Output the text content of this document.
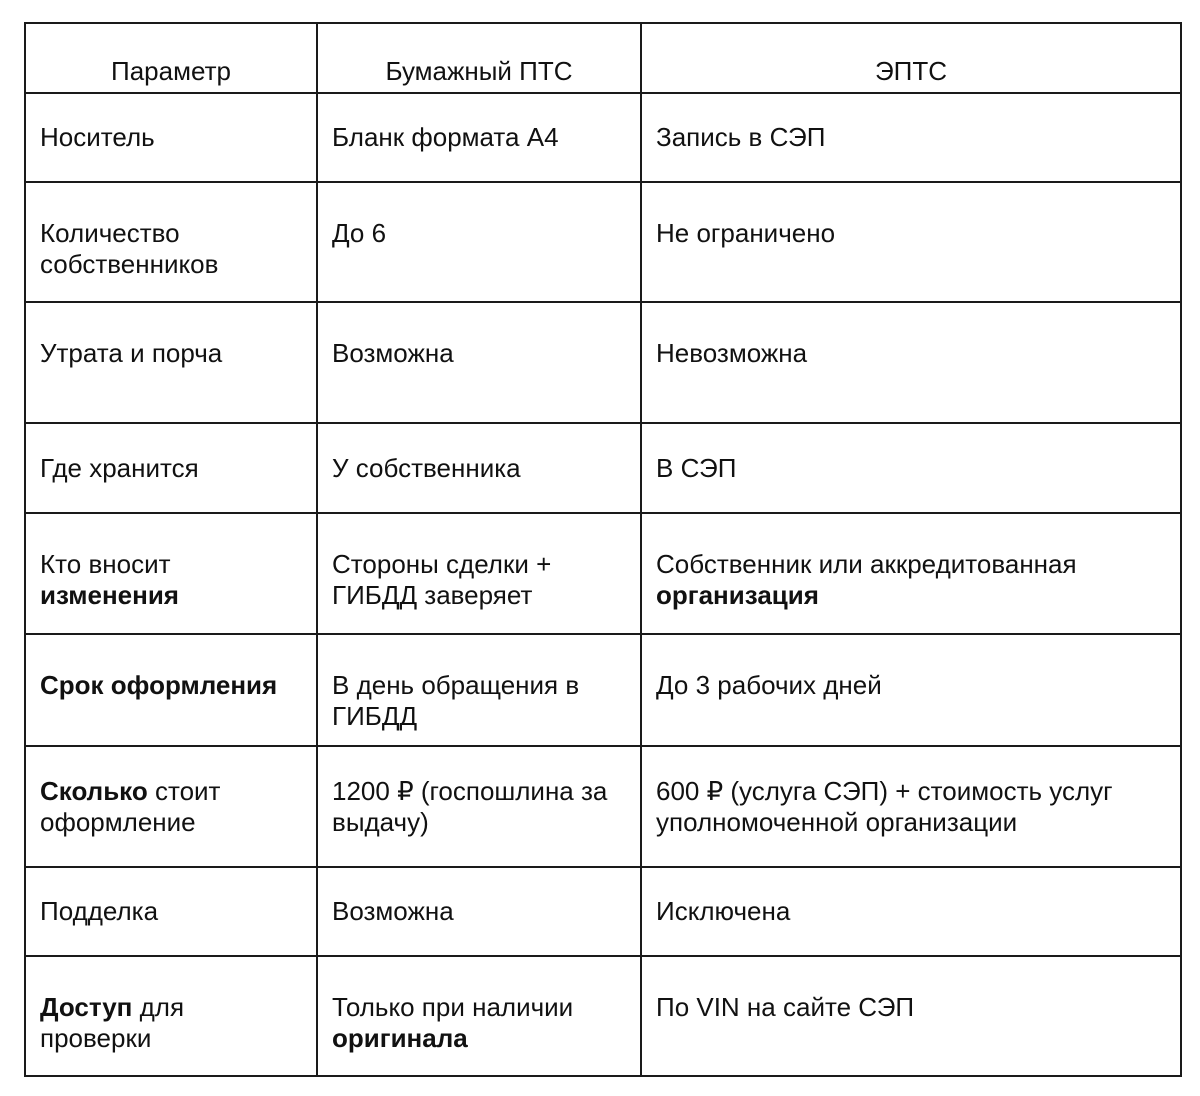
Параметр	Бумажный ПТС	ЭПТС
Носитель	Бланк формата А4	Запись в СЭП
Количество собственников	До 6	Не ограничено
Утрата и порча	Возможна	Невозможна
Где хранится	У собственника	В СЭП
Кто вносит изменения	Стороны сделки + ГИБДД заверяет	Собственник или аккредитованная организация
Срок оформления	В день обращения в ГИБДД	До 3 рабочих дней
Сколько стоит оформление	1200 ₽ (госпошлина за выдачу)	600 ₽ (услуга СЭП) + стоимость услуг уполномоченной организации
Подделка	Возможна	Исключена
Доступ для проверки	Только при наличии оригинала	По VIN на сайте СЭП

* Goal
Make a word-for-word copy of the entries, without any pictures.

* Task output
Output the text content of this document.
Параметр	Бумажный ПТС	ЭПТС
Носитель	Бланк формата А4	Запись в СЭП
Количество собственников	До 6	Не ограничено
Утрата и порча	Возможна	Невозможна
Где хранится	У собственника	В СЭП
Кто вносит изменения	Стороны сделки + ГИБДД заверяет	Собственник или аккредитованная организация
Срок оформления	В день обращения в ГИБДД	До 3 рабочих дней
Сколько стоит оформление	1200 ₽ (госпошлина за выдачу)	600 ₽ (услуга СЭП) + стоимость услуг уполномоченной организации
Подделка	Возможна	Исключена
Доступ для проверки	Только при наличии оригинала	По VIN на сайте СЭП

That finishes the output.